#### Work to be completed
Copy the data precisely, character for character, and leave out every picture.

#### Stored rows
***
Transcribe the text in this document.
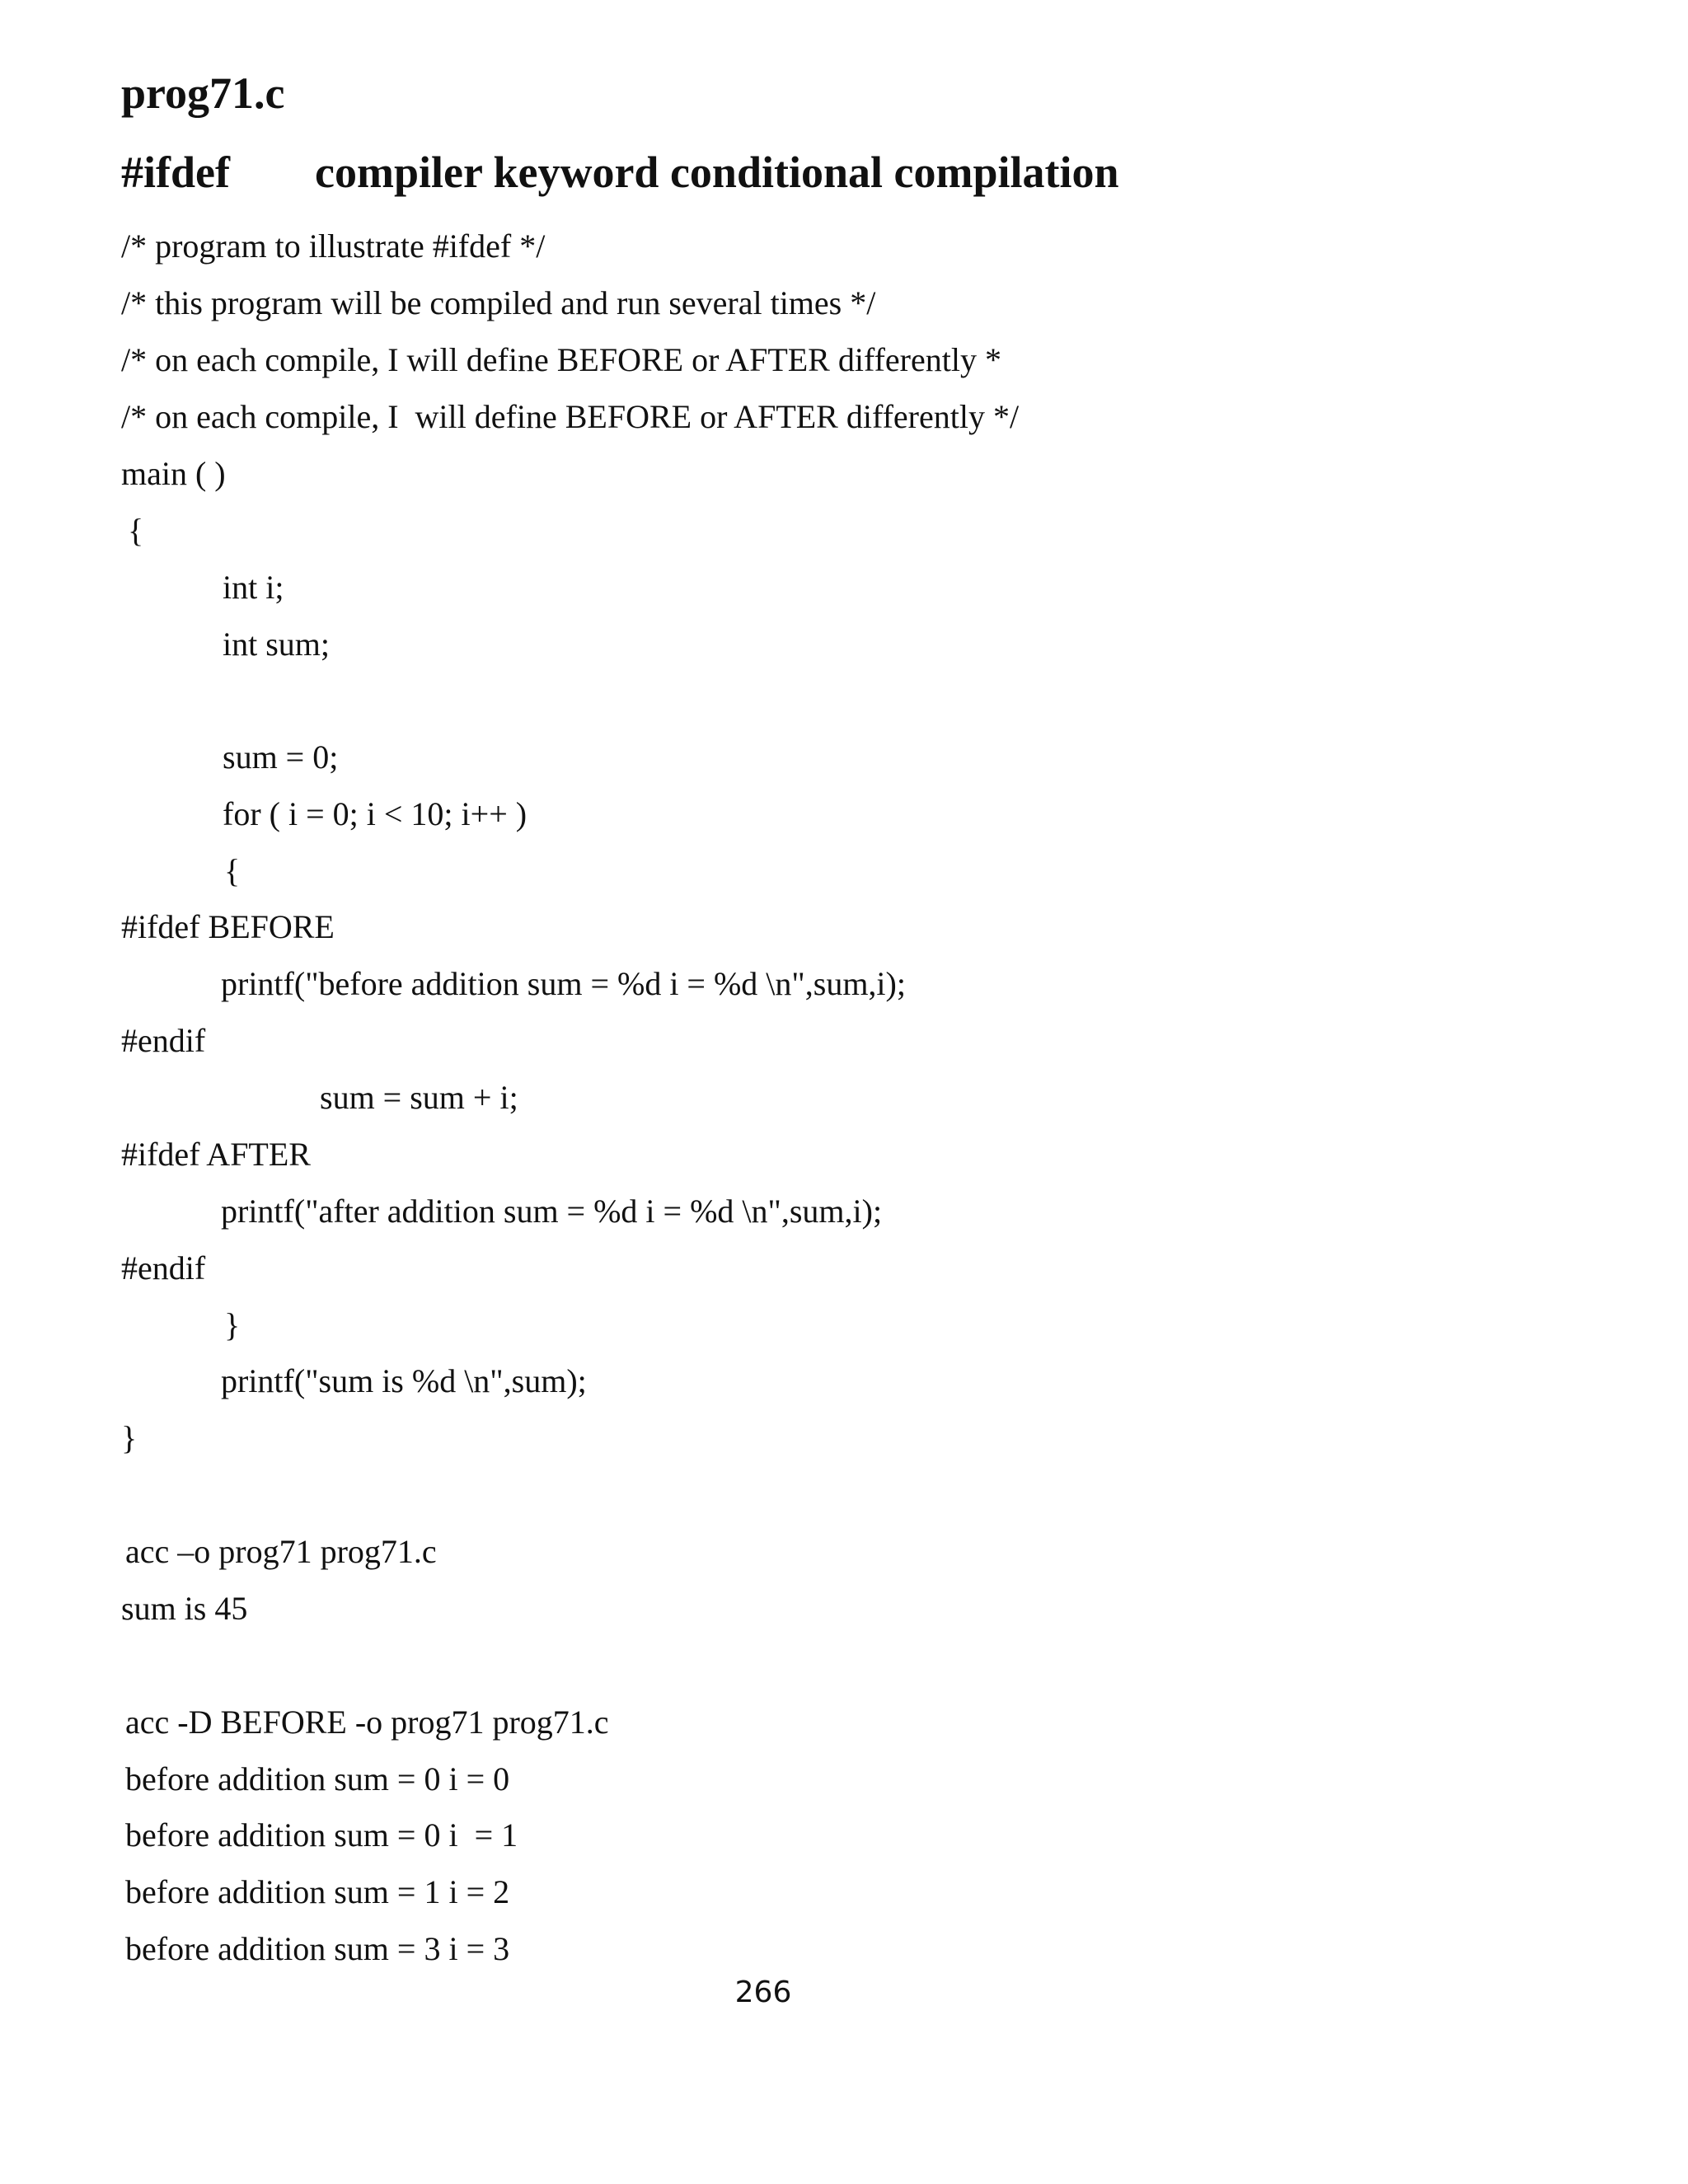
prog71.c
#ifdef compiler keyword conditional compilation
/* program to illustrate #ifdef */
/* this program will be compiled and run several times */
/* on each compile, I will define BEFORE or AFTER differently *
/* on each compile, I  will define BEFORE or AFTER differently */
main ( )
{
int i;
int sum;
sum = 0;
for ( i = 0; i < 10; i++ )
{
#ifdef BEFORE
printf("before addition sum = %d i = %d \n",sum,i);
#endif
sum = sum + i;
#ifdef AFTER
printf("after addition sum = %d i = %d \n",sum,i);
#endif
}
printf("sum is %d \n",sum);
}
acc –o prog71 prog71.c
sum is 45
acc -D BEFORE -o prog71 prog71.c
before addition sum = 0 i = 0
before addition sum = 0 i  = 1
before addition sum = 1 i = 2
before addition sum = 3 i = 3
266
***
#### Response to the exercise
Transcribe the text in this document.
prog71.c
#ifdef compiler keyword conditional compilation
/* program to illustrate #ifdef */
/* this program will be compiled and run several times */
/* on each compile, I will define BEFORE or AFTER differently *
/* on each compile, I  will define BEFORE or AFTER differently */
main ( )
{
int i;
int sum;
sum = 0;
for ( i = 0; i < 10; i++ )
{
#ifdef BEFORE
printf("before addition sum = %d i = %d \n",sum,i);
#endif
sum = sum + i;
#ifdef AFTER
printf("after addition sum = %d i = %d \n",sum,i);
#endif
}
printf("sum is %d \n",sum);
}
acc –o prog71 prog71.c
sum is 45
acc -D BEFORE -o prog71 prog71.c
before addition sum = 0 i = 0
before addition sum = 0 i  = 1
before addition sum = 1 i = 2
before addition sum = 3 i = 3
266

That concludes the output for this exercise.